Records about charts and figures
▬▬▬▬▬▬

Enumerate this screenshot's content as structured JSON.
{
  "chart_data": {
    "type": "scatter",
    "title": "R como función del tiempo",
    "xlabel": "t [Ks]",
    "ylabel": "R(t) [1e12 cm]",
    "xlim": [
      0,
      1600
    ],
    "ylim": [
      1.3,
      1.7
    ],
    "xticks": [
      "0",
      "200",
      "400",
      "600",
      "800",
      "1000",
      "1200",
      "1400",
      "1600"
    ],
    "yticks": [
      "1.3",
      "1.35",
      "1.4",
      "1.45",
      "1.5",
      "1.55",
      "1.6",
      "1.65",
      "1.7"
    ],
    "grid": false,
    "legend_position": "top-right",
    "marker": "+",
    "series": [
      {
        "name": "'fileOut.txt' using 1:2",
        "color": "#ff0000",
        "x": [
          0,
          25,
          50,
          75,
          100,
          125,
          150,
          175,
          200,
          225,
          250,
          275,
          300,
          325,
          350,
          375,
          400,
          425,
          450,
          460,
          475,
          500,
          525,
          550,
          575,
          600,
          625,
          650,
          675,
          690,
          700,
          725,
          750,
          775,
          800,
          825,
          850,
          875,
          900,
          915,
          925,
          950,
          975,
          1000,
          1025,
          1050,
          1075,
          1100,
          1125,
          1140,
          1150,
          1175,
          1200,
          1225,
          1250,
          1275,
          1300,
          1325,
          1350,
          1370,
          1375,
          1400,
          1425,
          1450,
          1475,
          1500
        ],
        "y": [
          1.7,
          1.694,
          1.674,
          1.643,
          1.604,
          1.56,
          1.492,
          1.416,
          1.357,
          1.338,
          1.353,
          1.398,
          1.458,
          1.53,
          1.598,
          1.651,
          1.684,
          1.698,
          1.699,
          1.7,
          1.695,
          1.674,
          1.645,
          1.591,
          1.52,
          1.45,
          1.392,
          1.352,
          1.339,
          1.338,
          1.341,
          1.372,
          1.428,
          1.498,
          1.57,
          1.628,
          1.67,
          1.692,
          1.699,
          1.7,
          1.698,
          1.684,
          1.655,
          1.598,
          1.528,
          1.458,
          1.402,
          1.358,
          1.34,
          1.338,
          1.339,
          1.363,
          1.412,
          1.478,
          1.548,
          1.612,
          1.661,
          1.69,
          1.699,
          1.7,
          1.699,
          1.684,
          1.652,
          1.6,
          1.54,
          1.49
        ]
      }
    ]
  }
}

▬▬▬▬▬▬

▶ Given problem:
Reproduce each entry exactly, leaving out nothing.

▶ Complete response:
Enumerate this screenshot's content as structured JSON.
{
  "chart_data": {
    "type": "scatter",
    "title": "R como función del tiempo",
    "xlabel": "t [Ks]",
    "ylabel": "R(t) [1e12 cm]",
    "xlim": [
      0,
      1600
    ],
    "ylim": [
      1.3,
      1.7
    ],
    "xticks": [
      "0",
      "200",
      "400",
      "600",
      "800",
      "1000",
      "1200",
      "1400",
      "1600"
    ],
    "yticks": [
      "1.3",
      "1.35",
      "1.4",
      "1.45",
      "1.5",
      "1.55",
      "1.6",
      "1.65",
      "1.7"
    ],
    "grid": false,
    "legend_position": "top-right",
    "marker": "+",
    "series": [
      {
        "name": "'fileOut.txt' using 1:2",
        "color": "#ff0000",
        "x": [
          0,
          25,
          50,
          75,
          100,
          125,
          150,
          175,
          200,
          225,
          250,
          275,
          300,
          325,
          350,
          375,
          400,
          425,
          450,
          460,
          475,
          500,
          525,
          550,
          575,
          600,
          625,
          650,
          675,
          690,
          700,
          725,
          750,
          775,
          800,
          825,
          850,
          875,
          900,
          915,
          925,
          950,
          975,
          1000,
          1025,
          1050,
          1075,
          1100,
          1125,
          1140,
          1150,
          1175,
          1200,
          1225,
          1250,
          1275,
          1300,
          1325,
          1350,
          1370,
          1375,
          1400,
          1425,
          1450,
          1475,
          1500
        ],
        "y": [
          1.7,
          1.694,
          1.674,
          1.643,
          1.604,
          1.56,
          1.492,
          1.416,
          1.357,
          1.338,
          1.353,
          1.398,
          1.458,
          1.53,
          1.598,
          1.651,
          1.684,
          1.698,
          1.699,
          1.7,
          1.695,
          1.674,
          1.645,
          1.591,
          1.52,
          1.45,
          1.392,
          1.352,
          1.339,
          1.338,
          1.341,
          1.372,
          1.428,
          1.498,
          1.57,
          1.628,
          1.67,
          1.692,
          1.699,
          1.7,
          1.698,
          1.684,
          1.655,
          1.598,
          1.528,
          1.458,
          1.402,
          1.358,
          1.34,
          1.338,
          1.339,
          1.363,
          1.412,
          1.478,
          1.548,
          1.612,
          1.661,
          1.69,
          1.699,
          1.7,
          1.699,
          1.684,
          1.652,
          1.6,
          1.54,
          1.49
        ]
      }
    ]
  }
}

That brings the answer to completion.